## Work to complete
Will you give the material below again, every line exactly as it is?

## Given data
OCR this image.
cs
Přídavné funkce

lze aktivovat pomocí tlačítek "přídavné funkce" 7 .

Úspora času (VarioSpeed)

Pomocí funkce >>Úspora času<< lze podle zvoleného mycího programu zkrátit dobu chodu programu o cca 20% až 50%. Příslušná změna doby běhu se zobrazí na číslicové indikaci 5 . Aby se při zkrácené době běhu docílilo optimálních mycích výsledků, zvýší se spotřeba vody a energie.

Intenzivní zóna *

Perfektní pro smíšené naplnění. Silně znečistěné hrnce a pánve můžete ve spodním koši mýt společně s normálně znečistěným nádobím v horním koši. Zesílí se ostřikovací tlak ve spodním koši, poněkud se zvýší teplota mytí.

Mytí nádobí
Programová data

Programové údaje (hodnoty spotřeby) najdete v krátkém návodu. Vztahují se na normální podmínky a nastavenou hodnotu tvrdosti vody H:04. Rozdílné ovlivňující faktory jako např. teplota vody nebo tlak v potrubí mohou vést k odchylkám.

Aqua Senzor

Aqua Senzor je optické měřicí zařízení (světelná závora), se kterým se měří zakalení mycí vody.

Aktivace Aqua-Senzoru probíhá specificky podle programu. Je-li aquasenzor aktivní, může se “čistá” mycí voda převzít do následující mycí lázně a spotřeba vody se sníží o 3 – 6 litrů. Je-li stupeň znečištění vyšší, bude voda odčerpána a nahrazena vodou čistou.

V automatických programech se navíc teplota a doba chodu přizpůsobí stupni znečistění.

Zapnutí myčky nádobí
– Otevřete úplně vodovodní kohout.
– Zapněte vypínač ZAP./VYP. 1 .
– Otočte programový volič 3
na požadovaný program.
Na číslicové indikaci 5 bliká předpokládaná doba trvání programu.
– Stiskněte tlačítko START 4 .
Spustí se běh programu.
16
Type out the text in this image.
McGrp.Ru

## Written answer
OCR this image.
cs
Přídavné funkce

lze aktivovat pomocí tlačítek "přídavné funkce" 7 .

Úspora času (VarioSpeed)

Pomocí funkce >>Úspora času<< lze podle zvoleného mycího programu zkrátit dobu chodu programu o cca 20% až 50%. Příslušná změna doby běhu se zobrazí na číslicové indikaci 5 . Aby se při zkrácené době běhu docílilo optimálních mycích výsledků, zvýší se spotřeba vody a energie.

Intenzivní zóna *

Perfektní pro smíšené naplnění. Silně znečistěné hrnce a pánve můžete ve spodním koši mýt společně s normálně znečistěným nádobím v horním koši. Zesílí se ostřikovací tlak ve spodním koši, poněkud se zvýší teplota mytí.

Mytí nádobí
Programová data

Programové údaje (hodnoty spotřeby) najdete v krátkém návodu. Vztahují se na normální podmínky a nastavenou hodnotu tvrdosti vody H:04. Rozdílné ovlivňující faktory jako např. teplota vody nebo tlak v potrubí mohou vést k odchylkám.

Aqua Senzor

Aqua Senzor je optické měřicí zařízení (světelná závora), se kterým se měří zakalení mycí vody.

Aktivace Aqua-Senzoru probíhá specificky podle programu. Je-li aquasenzor aktivní, může se “čistá” mycí voda převzít do následující mycí lázně a spotřeba vody se sníží o 3 – 6 litrů. Je-li stupeň znečištění vyšší, bude voda odčerpána a nahrazena vodou čistou.

V automatických programech se navíc teplota a doba chodu přizpůsobí stupni znečistění.

Zapnutí myčky nádobí
– Otevřete úplně vodovodní kohout.
– Zapněte vypínač ZAP./VYP. 1 .
– Otočte programový volič 3
na požadovaný program.
Na číslicové indikaci 5 bliká předpokládaná doba trvání programu.
– Stiskněte tlačítko START 4 .
Spustí se běh programu.
16
Type out the text in this image.
McGrp.Ru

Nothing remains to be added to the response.